Extracts from a graphics dataset

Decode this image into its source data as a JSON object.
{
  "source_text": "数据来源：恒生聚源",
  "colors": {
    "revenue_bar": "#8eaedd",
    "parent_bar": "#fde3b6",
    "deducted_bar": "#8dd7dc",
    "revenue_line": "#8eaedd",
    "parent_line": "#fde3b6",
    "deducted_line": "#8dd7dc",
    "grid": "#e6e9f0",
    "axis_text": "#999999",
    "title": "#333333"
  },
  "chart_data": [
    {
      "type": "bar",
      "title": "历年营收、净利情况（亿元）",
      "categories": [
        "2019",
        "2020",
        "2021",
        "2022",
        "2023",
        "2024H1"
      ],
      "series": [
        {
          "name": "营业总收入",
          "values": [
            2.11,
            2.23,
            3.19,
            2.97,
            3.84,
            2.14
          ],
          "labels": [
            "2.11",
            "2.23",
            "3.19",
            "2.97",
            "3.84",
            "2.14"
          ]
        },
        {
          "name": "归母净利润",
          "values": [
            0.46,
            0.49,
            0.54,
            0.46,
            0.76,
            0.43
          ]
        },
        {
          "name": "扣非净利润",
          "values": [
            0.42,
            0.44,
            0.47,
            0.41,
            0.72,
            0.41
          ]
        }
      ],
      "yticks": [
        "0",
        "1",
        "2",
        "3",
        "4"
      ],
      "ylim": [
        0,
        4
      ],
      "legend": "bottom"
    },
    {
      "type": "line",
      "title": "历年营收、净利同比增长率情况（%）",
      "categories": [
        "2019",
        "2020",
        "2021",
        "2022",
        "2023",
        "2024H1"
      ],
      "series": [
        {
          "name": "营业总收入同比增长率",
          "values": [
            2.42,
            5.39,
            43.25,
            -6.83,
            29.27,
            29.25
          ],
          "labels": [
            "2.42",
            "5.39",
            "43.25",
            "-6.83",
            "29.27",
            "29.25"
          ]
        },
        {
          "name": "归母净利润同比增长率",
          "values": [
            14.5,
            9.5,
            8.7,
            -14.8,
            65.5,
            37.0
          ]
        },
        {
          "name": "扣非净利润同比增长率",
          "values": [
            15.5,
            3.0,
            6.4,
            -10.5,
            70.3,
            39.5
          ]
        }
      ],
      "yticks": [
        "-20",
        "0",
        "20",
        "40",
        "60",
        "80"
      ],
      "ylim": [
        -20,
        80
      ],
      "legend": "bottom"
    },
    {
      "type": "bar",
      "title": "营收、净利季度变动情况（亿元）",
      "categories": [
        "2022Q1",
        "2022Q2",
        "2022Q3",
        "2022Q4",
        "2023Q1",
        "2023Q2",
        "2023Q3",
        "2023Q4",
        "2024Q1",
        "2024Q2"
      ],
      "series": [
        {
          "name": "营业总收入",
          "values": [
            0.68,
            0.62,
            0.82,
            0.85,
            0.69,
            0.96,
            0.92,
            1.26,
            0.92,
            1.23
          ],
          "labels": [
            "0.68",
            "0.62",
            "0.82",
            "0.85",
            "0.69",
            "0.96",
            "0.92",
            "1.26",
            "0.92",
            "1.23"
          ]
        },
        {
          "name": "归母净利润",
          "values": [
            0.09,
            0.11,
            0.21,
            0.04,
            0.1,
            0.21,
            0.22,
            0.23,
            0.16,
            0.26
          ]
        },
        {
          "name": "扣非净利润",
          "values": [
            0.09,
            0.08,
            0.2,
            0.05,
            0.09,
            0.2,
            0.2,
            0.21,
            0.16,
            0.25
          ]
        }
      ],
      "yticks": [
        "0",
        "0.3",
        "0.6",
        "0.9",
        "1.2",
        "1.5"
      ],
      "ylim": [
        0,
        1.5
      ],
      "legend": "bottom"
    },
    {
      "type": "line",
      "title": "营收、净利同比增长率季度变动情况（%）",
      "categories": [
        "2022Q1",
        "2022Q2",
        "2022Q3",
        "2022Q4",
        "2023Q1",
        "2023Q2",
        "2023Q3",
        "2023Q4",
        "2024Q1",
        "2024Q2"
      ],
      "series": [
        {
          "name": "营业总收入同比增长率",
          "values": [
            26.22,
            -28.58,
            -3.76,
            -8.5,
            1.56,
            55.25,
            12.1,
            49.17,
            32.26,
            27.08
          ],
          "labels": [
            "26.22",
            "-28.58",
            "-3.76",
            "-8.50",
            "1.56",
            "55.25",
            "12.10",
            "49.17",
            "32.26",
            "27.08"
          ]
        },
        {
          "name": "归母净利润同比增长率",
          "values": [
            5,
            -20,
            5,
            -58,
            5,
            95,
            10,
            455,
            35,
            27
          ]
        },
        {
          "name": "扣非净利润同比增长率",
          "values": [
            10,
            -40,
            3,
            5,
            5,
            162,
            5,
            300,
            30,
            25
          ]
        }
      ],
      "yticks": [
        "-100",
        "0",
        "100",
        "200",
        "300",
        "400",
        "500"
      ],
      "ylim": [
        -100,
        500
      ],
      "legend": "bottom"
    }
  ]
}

◆ **Directions**
Using the entries above, return each line in which the word "历年营收" occurs.

◆ **Full response**
      "title": "历年营收、净利情况（亿元）",
      "title": "历年营收、净利同比增长率情况（%）",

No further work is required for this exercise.